Every line below should be copied exactly; drop the pictures.
=-=-=-=-=
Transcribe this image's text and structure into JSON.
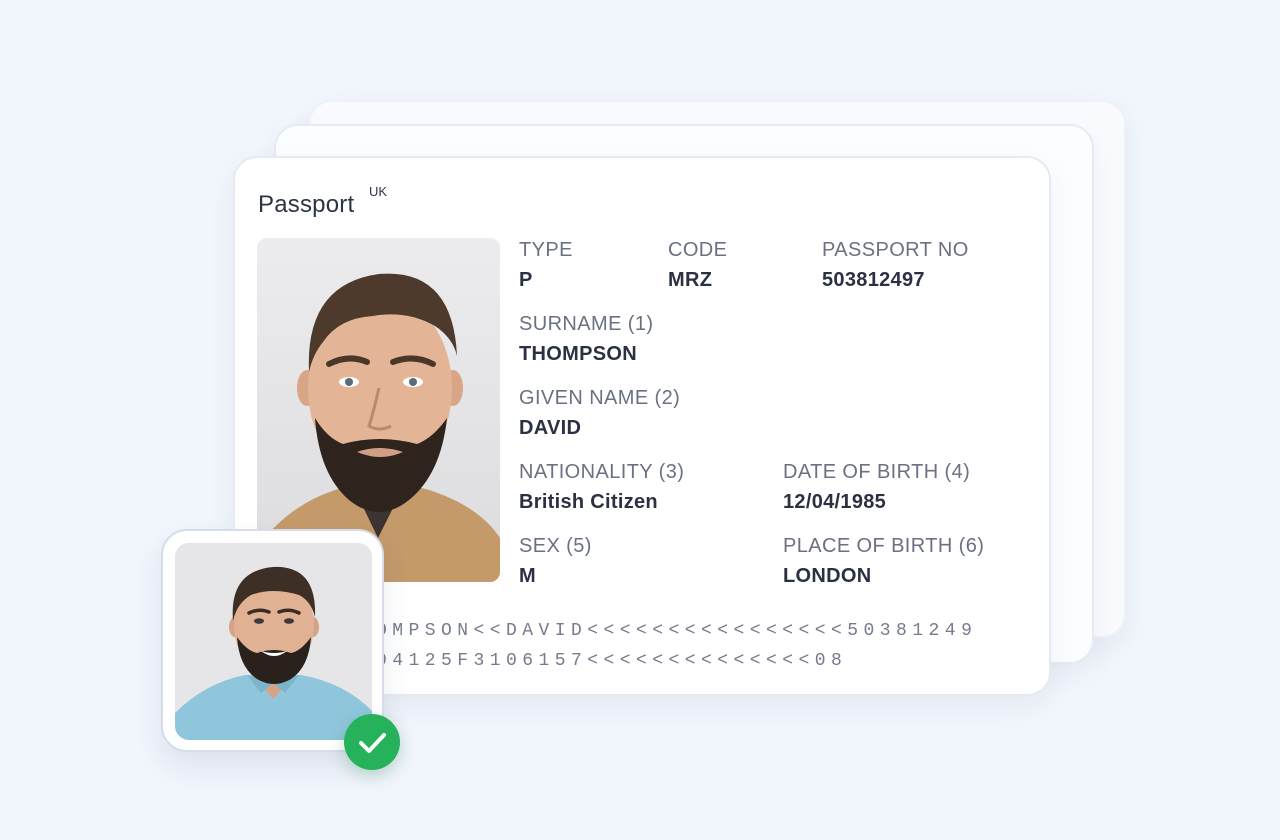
{
  "passport": {
    "title": "Passport",
    "country": "UK",
    "fields": {
      "type": {
        "label": "TYPE",
        "value": "P"
      },
      "code": {
        "label": "CODE",
        "value": "MRZ"
      },
      "passport_no": {
        "label": "PASSPORT NO",
        "value": "503812497"
      },
      "surname": {
        "label": "SURNAME (1)",
        "value": "THOMPSON"
      },
      "given_name": {
        "label": "GIVEN NAME (2)",
        "value": "DAVID"
      },
      "nationality": {
        "label": "NATIONALITY (3)",
        "value": "British Citizen"
      },
      "date_of_birth": {
        "label": "DATE OF BIRTH (4)",
        "value": "12/04/1985"
      },
      "sex": {
        "label": "SEX (5)",
        "value": "M"
      },
      "place_of_birth": {
        "label": "PLACE OF BIRTH (6)",
        "value": "LONDON"
      }
    },
    "mrz": {
      "line1": "OMPSON<<DAVID<<<<<<<<<<<<<<<<50381249",
      "line2": "04125F3106157<<<<<<<<<<<<<<08"
    }
  },
  "verification": {
    "status_icon": "checkmark-icon",
    "status_color": "#26b25b"
  }
}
=-=-=-=-=
* **Correct answer**:
Transcribe this image's text and structure into JSON.
{
  "passport": {
    "title": "Passport",
    "country": "UK",
    "fields": {
      "type": {
        "label": "TYPE",
        "value": "P"
      },
      "code": {
        "label": "CODE",
        "value": "MRZ"
      },
      "passport_no": {
        "label": "PASSPORT NO",
        "value": "503812497"
      },
      "surname": {
        "label": "SURNAME (1)",
        "value": "THOMPSON"
      },
      "given_name": {
        "label": "GIVEN NAME (2)",
        "value": "DAVID"
      },
      "nationality": {
        "label": "NATIONALITY (3)",
        "value": "British Citizen"
      },
      "date_of_birth": {
        "label": "DATE OF BIRTH (4)",
        "value": "12/04/1985"
      },
      "sex": {
        "label": "SEX (5)",
        "value": "M"
      },
      "place_of_birth": {
        "label": "PLACE OF BIRTH (6)",
        "value": "LONDON"
      }
    },
    "mrz": {
      "line1": "OMPSON<<DAVID<<<<<<<<<<<<<<<<50381249",
      "line2": "04125F3106157<<<<<<<<<<<<<<08"
    }
  },
  "verification": {
    "status_icon": "checkmark-icon",
    "status_color": "#26b25b"
  }
}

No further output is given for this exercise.